> **What the task requires**: Keep only the lines that hold the string "System", filtering out the rest of the entries below.

Stored items
========================================================================
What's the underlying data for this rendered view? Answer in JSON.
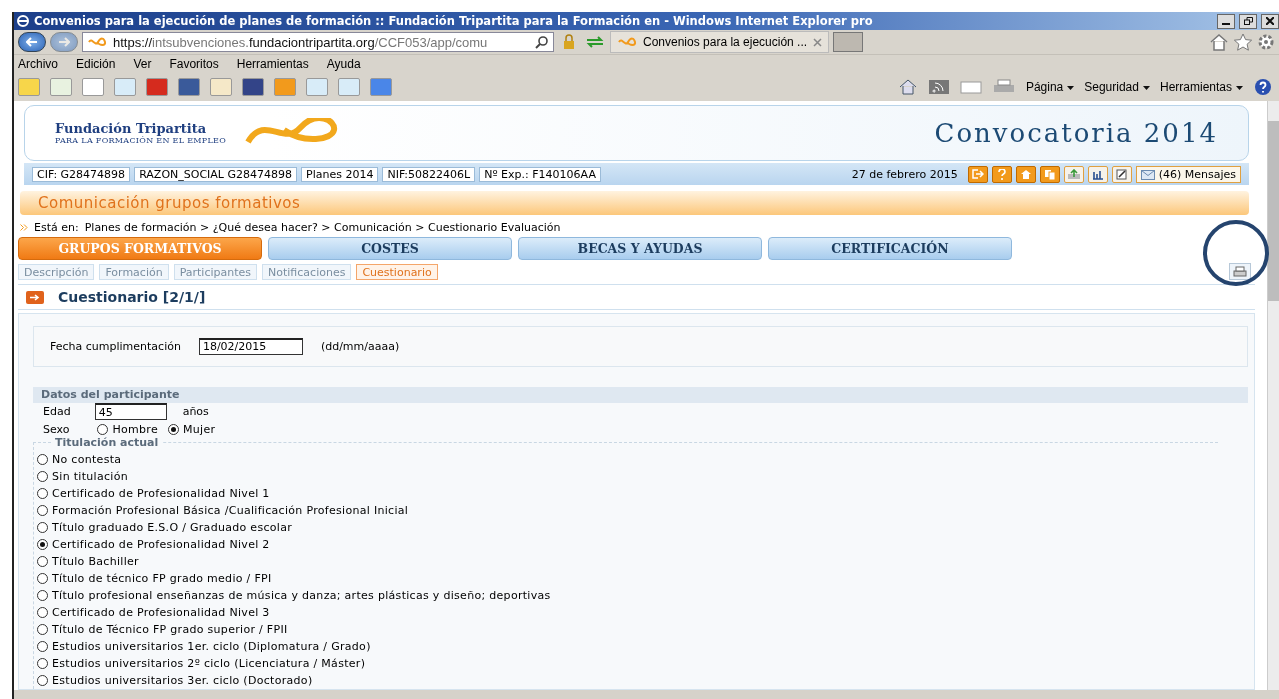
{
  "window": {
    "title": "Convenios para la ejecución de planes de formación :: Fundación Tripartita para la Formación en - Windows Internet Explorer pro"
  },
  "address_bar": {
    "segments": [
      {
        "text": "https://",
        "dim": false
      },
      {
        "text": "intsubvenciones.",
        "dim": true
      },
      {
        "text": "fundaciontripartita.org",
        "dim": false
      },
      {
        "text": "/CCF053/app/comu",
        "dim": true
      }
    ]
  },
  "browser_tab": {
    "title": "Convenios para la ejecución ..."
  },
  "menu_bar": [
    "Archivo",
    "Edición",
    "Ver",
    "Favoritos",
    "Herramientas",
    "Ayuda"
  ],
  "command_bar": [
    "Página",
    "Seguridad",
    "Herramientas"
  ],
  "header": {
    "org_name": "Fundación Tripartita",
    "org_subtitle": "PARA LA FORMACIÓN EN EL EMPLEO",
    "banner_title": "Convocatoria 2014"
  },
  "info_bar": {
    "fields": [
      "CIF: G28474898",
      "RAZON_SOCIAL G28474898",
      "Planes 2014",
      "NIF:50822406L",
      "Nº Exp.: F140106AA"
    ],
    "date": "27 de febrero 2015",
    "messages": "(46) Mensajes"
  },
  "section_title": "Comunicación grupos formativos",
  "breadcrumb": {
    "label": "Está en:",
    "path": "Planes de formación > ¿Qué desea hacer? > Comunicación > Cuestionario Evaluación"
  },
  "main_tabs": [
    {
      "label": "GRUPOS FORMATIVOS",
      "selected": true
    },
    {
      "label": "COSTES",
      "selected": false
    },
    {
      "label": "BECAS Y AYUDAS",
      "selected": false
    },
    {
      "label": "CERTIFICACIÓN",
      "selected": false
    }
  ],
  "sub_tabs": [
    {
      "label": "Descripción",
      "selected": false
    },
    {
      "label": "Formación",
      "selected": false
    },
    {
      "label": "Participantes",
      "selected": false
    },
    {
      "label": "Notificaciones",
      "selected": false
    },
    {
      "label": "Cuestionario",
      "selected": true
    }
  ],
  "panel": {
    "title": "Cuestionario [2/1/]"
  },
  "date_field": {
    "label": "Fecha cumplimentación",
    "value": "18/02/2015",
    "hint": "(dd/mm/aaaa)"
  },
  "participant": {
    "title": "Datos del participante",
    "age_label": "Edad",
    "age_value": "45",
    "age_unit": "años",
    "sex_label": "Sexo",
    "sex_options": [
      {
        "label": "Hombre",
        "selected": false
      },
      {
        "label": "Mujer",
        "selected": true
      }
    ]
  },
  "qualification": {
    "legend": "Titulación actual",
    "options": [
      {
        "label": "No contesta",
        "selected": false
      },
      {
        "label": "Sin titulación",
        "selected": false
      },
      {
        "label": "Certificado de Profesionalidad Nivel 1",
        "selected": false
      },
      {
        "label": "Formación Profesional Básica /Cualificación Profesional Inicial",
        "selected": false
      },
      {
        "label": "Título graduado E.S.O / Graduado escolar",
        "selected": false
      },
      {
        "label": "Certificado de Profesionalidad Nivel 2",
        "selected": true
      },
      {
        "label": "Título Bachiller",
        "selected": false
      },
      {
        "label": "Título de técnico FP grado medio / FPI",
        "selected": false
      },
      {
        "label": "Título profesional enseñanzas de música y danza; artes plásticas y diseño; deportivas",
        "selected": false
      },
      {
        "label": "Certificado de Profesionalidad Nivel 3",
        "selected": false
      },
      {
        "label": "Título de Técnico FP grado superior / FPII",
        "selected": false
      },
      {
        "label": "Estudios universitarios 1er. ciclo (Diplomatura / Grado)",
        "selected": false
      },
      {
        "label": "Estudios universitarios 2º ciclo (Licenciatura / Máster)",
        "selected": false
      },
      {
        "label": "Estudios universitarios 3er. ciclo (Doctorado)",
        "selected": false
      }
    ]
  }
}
========================================================================
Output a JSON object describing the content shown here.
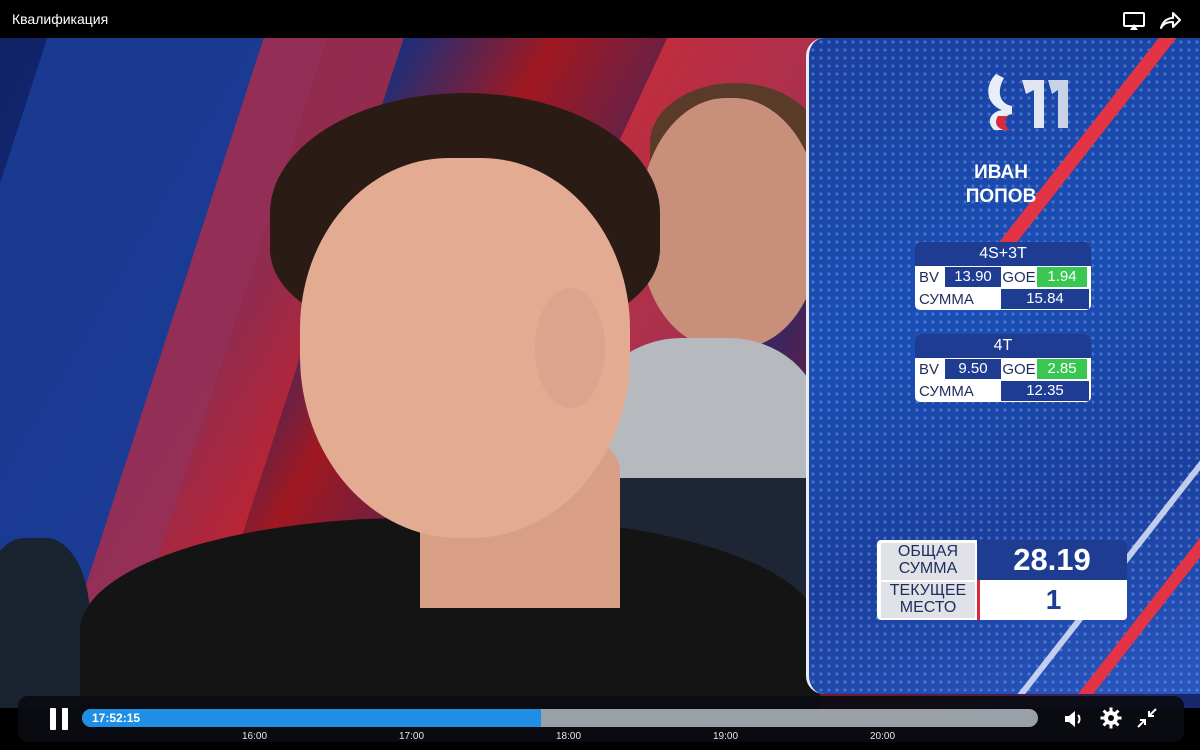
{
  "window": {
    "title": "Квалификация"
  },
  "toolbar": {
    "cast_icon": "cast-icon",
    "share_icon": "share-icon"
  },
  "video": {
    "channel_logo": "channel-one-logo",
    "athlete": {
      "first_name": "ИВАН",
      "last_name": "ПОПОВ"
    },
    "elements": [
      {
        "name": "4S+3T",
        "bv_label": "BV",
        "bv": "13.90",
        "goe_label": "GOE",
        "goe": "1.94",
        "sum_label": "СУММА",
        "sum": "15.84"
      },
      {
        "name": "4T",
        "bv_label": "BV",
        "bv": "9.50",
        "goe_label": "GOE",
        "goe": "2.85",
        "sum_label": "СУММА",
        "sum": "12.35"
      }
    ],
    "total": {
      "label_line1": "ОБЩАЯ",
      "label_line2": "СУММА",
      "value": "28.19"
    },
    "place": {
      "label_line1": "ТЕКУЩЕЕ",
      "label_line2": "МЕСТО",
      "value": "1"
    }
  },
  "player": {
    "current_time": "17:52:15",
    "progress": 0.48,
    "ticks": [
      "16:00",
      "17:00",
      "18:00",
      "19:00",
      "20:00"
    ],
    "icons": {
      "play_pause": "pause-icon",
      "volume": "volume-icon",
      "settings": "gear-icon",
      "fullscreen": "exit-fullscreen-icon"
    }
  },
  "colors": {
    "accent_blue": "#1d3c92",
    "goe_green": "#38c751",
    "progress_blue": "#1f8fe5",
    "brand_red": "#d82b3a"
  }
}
========================================================================
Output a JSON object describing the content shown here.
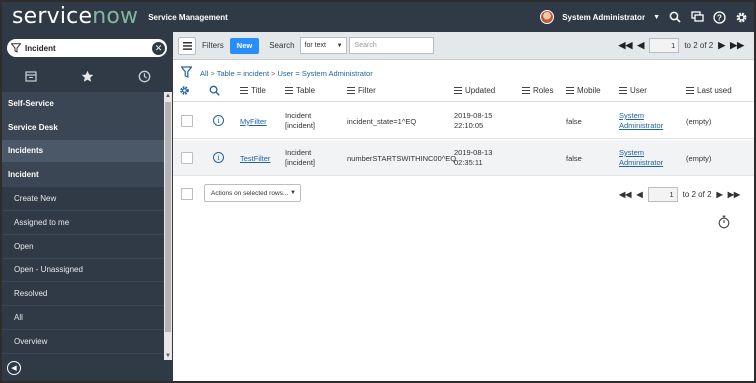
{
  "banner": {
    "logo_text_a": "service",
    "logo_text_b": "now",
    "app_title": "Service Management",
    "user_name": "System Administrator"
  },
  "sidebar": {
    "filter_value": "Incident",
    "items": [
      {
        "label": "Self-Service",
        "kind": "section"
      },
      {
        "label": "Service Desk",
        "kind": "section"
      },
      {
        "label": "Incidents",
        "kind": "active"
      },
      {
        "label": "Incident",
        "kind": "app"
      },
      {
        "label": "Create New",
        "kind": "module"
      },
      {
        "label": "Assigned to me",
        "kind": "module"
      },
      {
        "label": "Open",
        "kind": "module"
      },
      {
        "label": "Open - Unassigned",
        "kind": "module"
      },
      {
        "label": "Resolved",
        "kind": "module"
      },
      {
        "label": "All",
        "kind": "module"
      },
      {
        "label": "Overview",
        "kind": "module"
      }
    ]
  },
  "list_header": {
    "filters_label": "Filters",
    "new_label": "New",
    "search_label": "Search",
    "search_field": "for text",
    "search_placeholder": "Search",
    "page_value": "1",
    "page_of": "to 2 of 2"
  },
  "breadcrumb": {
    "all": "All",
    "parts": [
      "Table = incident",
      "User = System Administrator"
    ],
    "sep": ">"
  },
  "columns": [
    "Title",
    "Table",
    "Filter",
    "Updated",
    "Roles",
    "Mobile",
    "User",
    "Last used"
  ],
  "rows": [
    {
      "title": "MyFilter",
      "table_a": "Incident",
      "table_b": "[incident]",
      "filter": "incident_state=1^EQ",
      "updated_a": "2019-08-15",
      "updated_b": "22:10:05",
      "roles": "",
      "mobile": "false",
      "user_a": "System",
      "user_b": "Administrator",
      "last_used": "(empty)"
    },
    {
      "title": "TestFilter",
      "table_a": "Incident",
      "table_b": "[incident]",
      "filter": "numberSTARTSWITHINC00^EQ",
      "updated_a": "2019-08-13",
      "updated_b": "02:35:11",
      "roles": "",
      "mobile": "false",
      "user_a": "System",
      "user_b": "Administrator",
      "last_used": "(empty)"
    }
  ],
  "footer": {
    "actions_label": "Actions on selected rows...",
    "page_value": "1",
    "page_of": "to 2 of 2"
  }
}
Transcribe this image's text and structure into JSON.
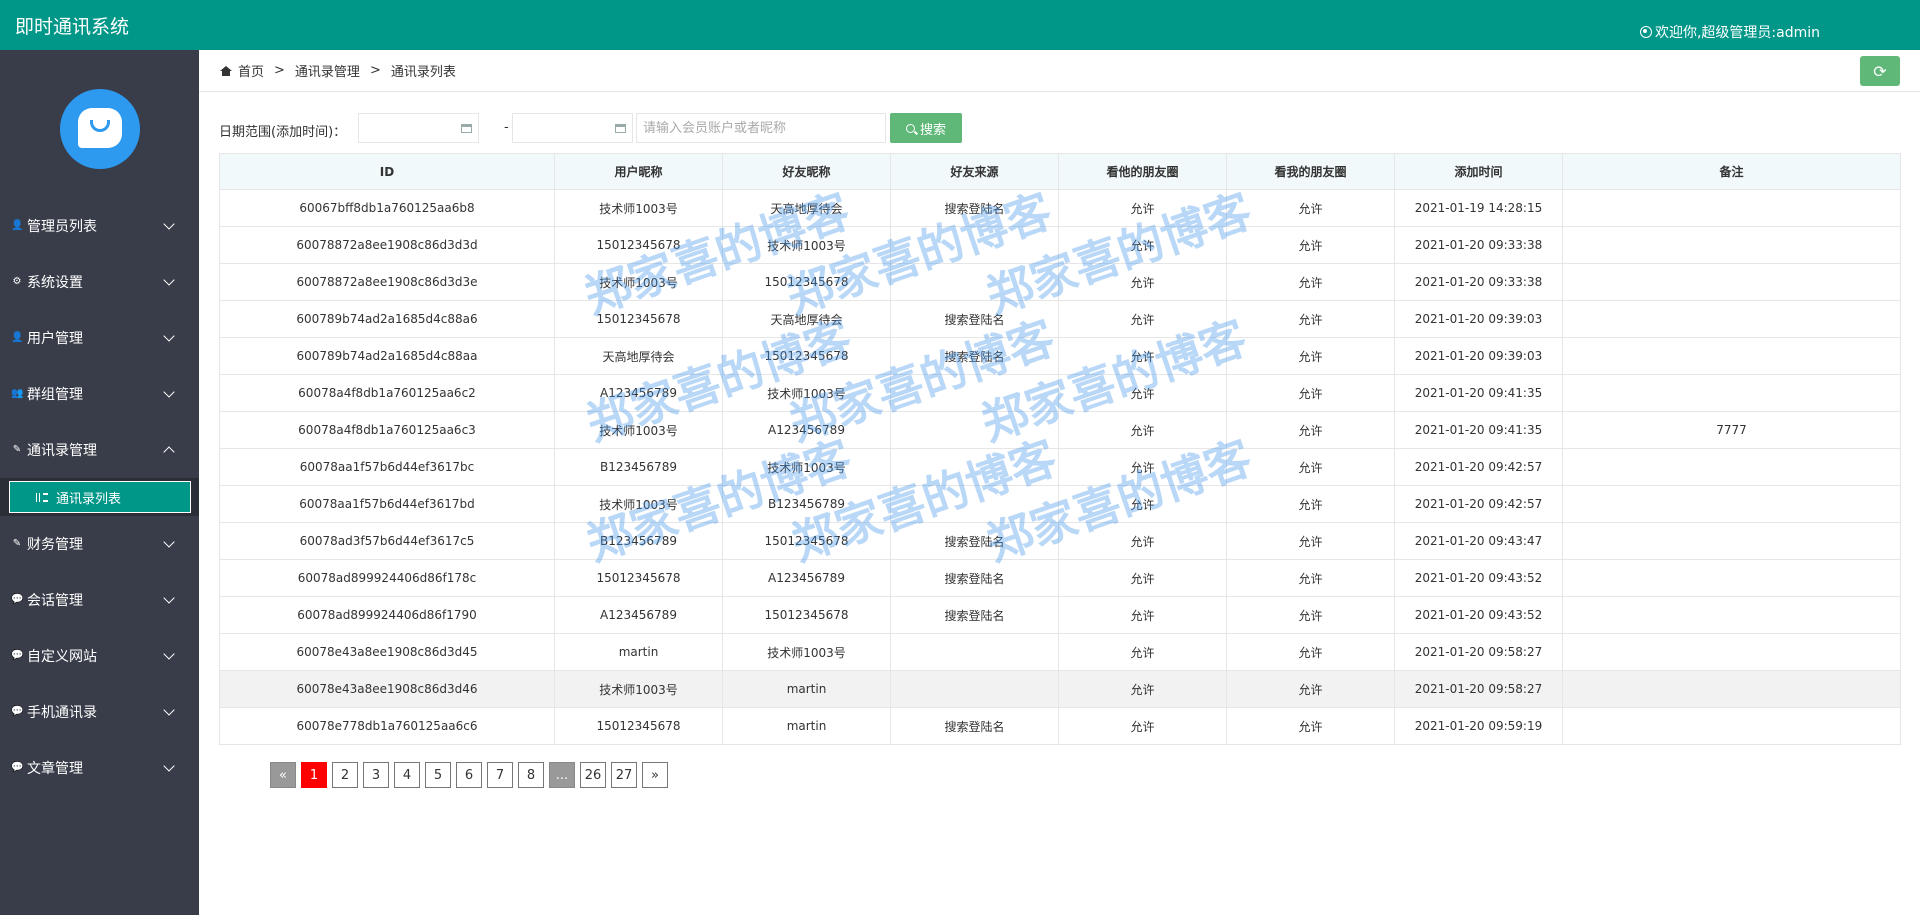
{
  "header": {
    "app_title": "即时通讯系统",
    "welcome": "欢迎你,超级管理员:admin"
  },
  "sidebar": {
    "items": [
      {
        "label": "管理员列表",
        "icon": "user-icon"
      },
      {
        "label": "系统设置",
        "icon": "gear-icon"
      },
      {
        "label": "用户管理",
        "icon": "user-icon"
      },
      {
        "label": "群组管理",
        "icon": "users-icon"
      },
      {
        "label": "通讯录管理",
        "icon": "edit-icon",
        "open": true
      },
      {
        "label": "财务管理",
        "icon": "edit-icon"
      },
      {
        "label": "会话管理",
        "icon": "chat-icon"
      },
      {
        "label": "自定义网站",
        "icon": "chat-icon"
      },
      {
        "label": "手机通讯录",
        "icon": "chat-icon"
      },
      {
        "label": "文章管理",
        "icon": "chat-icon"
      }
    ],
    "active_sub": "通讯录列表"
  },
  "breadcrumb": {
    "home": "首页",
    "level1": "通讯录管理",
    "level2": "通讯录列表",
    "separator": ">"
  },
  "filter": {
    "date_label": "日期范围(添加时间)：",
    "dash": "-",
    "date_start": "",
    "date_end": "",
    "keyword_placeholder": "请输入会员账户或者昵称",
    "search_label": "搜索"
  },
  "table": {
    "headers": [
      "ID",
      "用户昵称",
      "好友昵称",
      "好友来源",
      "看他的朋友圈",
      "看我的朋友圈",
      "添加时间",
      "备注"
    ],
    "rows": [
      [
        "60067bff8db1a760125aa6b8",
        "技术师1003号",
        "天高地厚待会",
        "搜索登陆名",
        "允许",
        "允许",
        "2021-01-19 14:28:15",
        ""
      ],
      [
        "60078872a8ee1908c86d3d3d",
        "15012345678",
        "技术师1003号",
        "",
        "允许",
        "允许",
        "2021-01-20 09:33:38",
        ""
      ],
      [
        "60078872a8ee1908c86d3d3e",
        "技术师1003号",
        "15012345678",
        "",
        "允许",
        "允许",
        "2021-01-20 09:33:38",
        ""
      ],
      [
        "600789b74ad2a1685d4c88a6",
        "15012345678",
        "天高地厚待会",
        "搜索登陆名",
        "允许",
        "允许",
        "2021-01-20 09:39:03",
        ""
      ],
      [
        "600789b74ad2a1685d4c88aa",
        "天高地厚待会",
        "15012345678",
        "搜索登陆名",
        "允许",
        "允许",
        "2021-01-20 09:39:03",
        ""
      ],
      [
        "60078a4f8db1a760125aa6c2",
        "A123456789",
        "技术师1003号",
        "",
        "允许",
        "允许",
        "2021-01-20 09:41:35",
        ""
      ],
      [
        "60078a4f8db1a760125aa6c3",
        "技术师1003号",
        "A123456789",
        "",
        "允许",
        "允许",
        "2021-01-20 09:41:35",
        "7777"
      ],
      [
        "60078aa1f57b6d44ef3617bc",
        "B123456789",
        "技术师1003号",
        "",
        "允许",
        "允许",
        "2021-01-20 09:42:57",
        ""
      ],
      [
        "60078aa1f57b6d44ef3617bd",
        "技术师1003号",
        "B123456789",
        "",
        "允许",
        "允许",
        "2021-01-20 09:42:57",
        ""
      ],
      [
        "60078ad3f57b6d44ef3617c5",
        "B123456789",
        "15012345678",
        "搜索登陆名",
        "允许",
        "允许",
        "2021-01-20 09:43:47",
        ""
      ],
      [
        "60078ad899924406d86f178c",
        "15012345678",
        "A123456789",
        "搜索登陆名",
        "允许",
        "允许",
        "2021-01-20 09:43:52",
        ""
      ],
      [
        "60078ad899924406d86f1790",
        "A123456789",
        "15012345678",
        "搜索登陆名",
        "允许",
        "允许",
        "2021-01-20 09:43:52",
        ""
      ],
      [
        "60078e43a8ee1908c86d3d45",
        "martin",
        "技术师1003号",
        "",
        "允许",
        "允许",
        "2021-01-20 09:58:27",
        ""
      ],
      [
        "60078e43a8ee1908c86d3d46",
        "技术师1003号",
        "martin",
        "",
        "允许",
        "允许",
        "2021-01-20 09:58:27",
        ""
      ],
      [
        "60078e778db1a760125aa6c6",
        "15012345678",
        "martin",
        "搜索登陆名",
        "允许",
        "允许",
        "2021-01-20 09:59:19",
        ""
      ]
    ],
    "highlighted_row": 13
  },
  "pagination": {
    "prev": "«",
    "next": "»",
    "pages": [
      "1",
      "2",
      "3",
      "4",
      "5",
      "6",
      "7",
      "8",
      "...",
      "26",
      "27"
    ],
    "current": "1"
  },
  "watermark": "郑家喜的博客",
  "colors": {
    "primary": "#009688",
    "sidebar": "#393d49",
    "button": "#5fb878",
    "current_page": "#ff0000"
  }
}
========================================================================
> **Written response**:
    "user_name": "System Administrator"
      "User = System Administrator"
      "user_a": "System",
      "user_a": "System",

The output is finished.